What the task asks: Repeat all of the records verbatim.

Records from a data source
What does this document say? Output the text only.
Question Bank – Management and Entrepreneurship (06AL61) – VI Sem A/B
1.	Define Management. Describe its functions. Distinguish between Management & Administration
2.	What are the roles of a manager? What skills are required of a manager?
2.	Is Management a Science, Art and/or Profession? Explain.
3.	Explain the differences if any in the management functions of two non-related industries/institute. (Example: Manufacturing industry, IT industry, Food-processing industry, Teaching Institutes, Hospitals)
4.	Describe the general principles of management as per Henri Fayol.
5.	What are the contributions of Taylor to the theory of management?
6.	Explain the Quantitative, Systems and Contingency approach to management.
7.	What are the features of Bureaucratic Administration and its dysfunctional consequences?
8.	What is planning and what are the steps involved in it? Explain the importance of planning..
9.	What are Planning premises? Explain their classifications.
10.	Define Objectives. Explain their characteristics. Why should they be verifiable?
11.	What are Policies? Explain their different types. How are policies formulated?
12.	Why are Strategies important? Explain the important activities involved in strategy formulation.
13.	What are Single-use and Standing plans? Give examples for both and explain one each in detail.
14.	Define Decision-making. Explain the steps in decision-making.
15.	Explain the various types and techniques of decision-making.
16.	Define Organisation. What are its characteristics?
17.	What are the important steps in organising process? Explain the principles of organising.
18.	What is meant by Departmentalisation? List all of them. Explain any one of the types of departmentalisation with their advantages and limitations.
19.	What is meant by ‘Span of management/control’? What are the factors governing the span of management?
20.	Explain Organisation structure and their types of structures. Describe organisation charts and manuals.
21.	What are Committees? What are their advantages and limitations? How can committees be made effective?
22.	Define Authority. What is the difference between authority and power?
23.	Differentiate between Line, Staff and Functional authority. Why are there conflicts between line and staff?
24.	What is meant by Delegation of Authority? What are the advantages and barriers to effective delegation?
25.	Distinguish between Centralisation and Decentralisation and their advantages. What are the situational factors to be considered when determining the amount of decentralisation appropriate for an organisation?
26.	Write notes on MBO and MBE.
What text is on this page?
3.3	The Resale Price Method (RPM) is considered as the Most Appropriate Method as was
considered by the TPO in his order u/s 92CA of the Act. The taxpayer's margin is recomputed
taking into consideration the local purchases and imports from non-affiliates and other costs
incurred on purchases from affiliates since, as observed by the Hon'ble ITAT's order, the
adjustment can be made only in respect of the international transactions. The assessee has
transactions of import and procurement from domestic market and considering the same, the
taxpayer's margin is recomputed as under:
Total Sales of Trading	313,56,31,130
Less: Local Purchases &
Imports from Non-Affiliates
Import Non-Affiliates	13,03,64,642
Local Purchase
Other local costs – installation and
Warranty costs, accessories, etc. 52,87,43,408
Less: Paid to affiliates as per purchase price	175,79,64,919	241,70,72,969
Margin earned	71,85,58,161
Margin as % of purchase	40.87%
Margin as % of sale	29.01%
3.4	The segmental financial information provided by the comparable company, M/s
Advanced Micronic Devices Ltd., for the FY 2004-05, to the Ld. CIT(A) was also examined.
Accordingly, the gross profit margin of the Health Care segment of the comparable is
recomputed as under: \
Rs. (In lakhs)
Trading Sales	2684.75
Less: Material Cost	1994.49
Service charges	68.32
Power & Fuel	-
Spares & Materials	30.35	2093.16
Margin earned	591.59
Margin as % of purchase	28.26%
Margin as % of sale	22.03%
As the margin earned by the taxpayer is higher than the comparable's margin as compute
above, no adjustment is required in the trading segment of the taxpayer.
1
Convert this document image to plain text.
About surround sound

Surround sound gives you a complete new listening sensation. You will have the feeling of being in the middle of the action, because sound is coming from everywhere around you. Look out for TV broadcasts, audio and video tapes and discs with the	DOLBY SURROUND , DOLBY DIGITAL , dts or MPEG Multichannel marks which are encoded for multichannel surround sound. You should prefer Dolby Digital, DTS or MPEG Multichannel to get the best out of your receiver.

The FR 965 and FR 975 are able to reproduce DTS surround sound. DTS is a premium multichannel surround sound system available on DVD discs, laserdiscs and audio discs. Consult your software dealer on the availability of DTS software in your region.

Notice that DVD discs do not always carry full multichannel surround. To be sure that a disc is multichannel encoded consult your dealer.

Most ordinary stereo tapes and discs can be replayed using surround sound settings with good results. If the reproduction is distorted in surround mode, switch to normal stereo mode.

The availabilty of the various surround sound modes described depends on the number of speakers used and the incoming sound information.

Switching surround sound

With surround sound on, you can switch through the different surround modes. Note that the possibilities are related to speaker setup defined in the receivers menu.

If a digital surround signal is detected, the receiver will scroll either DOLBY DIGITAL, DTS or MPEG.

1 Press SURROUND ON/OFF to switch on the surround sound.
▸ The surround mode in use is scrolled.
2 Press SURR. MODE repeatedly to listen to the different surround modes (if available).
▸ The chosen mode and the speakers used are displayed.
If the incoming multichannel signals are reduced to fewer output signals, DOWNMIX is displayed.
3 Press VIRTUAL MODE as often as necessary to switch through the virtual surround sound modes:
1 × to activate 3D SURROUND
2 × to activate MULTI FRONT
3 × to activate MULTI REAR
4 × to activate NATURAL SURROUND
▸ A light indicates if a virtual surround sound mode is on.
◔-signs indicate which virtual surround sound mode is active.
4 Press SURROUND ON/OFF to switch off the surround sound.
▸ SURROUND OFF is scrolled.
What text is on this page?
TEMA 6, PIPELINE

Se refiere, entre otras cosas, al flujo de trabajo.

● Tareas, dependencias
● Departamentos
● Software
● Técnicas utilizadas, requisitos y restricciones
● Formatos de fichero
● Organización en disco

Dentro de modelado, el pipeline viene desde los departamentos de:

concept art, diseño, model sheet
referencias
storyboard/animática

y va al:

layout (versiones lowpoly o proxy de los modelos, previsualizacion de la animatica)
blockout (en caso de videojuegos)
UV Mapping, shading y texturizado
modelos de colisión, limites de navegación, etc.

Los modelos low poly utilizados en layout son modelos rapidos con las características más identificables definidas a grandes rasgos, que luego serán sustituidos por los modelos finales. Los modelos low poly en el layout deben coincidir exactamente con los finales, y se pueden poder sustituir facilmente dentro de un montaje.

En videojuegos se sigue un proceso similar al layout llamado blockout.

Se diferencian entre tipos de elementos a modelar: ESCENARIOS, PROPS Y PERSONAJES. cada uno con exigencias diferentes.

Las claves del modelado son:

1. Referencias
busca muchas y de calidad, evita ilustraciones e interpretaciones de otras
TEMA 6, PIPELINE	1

Task answer:
What does this document say? Output the text only.
Question Bank – Management and Entrepreneurship (06AL61) – VI Sem A/B
1.	Define Management. Describe its functions. Distinguish between Management & Administration
2.	What are the roles of a manager? What skills are required of a manager?
2.	Is Management a Science, Art and/or Profession? Explain.
3.	Explain the differences if any in the management functions of two non-related industries/institute. (Example: Manufacturing industry, IT industry, Food-processing industry, Teaching Institutes, Hospitals)
4.	Describe the general principles of management as per Henri Fayol.
5.	What are the contributions of Taylor to the theory of management?
6.	Explain the Quantitative, Systems and Contingency approach to management.
7.	What are the features of Bureaucratic Administration and its dysfunctional consequences?
8.	What is planning and what are the steps involved in it? Explain the importance of planning..
9.	What are Planning premises? Explain their classifications.
10.	Define Objectives. Explain their characteristics. Why should they be verifiable?
11.	What are Policies? Explain their different types. How are policies formulated?
12.	Why are Strategies important? Explain the important activities involved in strategy formulation.
13.	What are Single-use and Standing plans? Give examples for both and explain one each in detail.
14.	Define Decision-making. Explain the steps in decision-making.
15.	Explain the various types and techniques of decision-making.
16.	Define Organisation. What are its characteristics?
17.	What are the important steps in organising process? Explain the principles of organising.
18.	What is meant by Departmentalisation? List all of them. Explain any one of the types of departmentalisation with their advantages and limitations.
19.	What is meant by ‘Span of management/control’? What are the factors governing the span of management?
20.	Explain Organisation structure and their types of structures. Describe organisation charts and manuals.
21.	What are Committees? What are their advantages and limitations? How can committees be made effective?
22.	Define Authority. What is the difference between authority and power?
23.	Differentiate between Line, Staff and Functional authority. Why are there conflicts between line and staff?
24.	What is meant by Delegation of Authority? What are the advantages and barriers to effective delegation?
25.	Distinguish between Centralisation and Decentralisation and their advantages. What are the situational factors to be considered when determining the amount of decentralisation appropriate for an organisation?
26.	Write notes on MBO and MBE.
What text is on this page?
3.3	The Resale Price Method (RPM) is considered as the Most Appropriate Method as was
considered by the TPO in his order u/s 92CA of the Act. The taxpayer's margin is recomputed
taking into consideration the local purchases and imports from non-affiliates and other costs
incurred on purchases from affiliates since, as observed by the Hon'ble ITAT's order, the
adjustment can be made only in respect of the international transactions. The assessee has
transactions of import and procurement from domestic market and considering the same, the
taxpayer's margin is recomputed as under:
Total Sales of Trading	313,56,31,130
Less: Local Purchases &
Imports from Non-Affiliates
Import Non-Affiliates	13,03,64,642
Local Purchase
Other local costs – installation and
Warranty costs, accessories, etc. 52,87,43,408
Less: Paid to affiliates as per purchase price	175,79,64,919	241,70,72,969
Margin earned	71,85,58,161
Margin as % of purchase	40.87%
Margin as % of sale	29.01%
3.4	The segmental financial information provided by the comparable company, M/s
Advanced Micronic Devices Ltd., for the FY 2004-05, to the Ld. CIT(A) was also examined.
Accordingly, the gross profit margin of the Health Care segment of the comparable is
recomputed as under: \
Rs. (In lakhs)
Trading Sales	2684.75
Less: Material Cost	1994.49
Service charges	68.32
Power & Fuel	-
Spares & Materials	30.35	2093.16
Margin earned	591.59
Margin as % of purchase	28.26%
Margin as % of sale	22.03%
As the margin earned by the taxpayer is higher than the comparable's margin as compute
above, no adjustment is required in the trading segment of the taxpayer.
1
Convert this document image to plain text.
About surround sound

Surround sound gives you a complete new listening sensation. You will have the feeling of being in the middle of the action, because sound is coming from everywhere around you. Look out for TV broadcasts, audio and video tapes and discs with the	DOLBY SURROUND , DOLBY DIGITAL , dts or MPEG Multichannel marks which are encoded for multichannel surround sound. You should prefer Dolby Digital, DTS or MPEG Multichannel to get the best out of your receiver.

The FR 965 and FR 975 are able to reproduce DTS surround sound. DTS is a premium multichannel surround sound system available on DVD discs, laserdiscs and audio discs. Consult your software dealer on the availability of DTS software in your region.

Notice that DVD discs do not always carry full multichannel surround. To be sure that a disc is multichannel encoded consult your dealer.

Most ordinary stereo tapes and discs can be replayed using surround sound settings with good results. If the reproduction is distorted in surround mode, switch to normal stereo mode.

The availabilty of the various surround sound modes described depends on the number of speakers used and the incoming sound information.

Switching surround sound

With surround sound on, you can switch through the different surround modes. Note that the possibilities are related to speaker setup defined in the receivers menu.

If a digital surround signal is detected, the receiver will scroll either DOLBY DIGITAL, DTS or MPEG.

1 Press SURROUND ON/OFF to switch on the surround sound.
▸ The surround mode in use is scrolled.
2 Press SURR. MODE repeatedly to listen to the different surround modes (if available).
▸ The chosen mode and the speakers used are displayed.
If the incoming multichannel signals are reduced to fewer output signals, DOWNMIX is displayed.
3 Press VIRTUAL MODE as often as necessary to switch through the virtual surround sound modes:
1 × to activate 3D SURROUND
2 × to activate MULTI FRONT
3 × to activate MULTI REAR
4 × to activate NATURAL SURROUND
▸ A light indicates if a virtual surround sound mode is on.
◔-signs indicate which virtual surround sound mode is active.
4 Press SURROUND ON/OFF to switch off the surround sound.
▸ SURROUND OFF is scrolled.
What text is on this page?
TEMA 6, PIPELINE

Se refiere, entre otras cosas, al flujo de trabajo.

● Tareas, dependencias
● Departamentos
● Software
● Técnicas utilizadas, requisitos y restricciones
● Formatos de fichero
● Organización en disco

Dentro de modelado, el pipeline viene desde los departamentos de:

concept art, diseño, model sheet
referencias
storyboard/animática

y va al:

layout (versiones lowpoly o proxy de los modelos, previsualizacion de la animatica)
blockout (en caso de videojuegos)
UV Mapping, shading y texturizado
modelos de colisión, limites de navegación, etc.

Los modelos low poly utilizados en layout son modelos rapidos con las características más identificables definidas a grandes rasgos, que luego serán sustituidos por los modelos finales. Los modelos low poly en el layout deben coincidir exactamente con los finales, y se pueden poder sustituir facilmente dentro de un montaje.

En videojuegos se sigue un proceso similar al layout llamado blockout.

Se diferencian entre tipos de elementos a modelar: ESCENARIOS, PROPS Y PERSONAJES. cada uno con exigencias diferentes.

Las claves del modelado son:

1. Referencias
busca muchas y de calidad, evita ilustraciones e interpretaciones de otras
TEMA 6, PIPELINE	1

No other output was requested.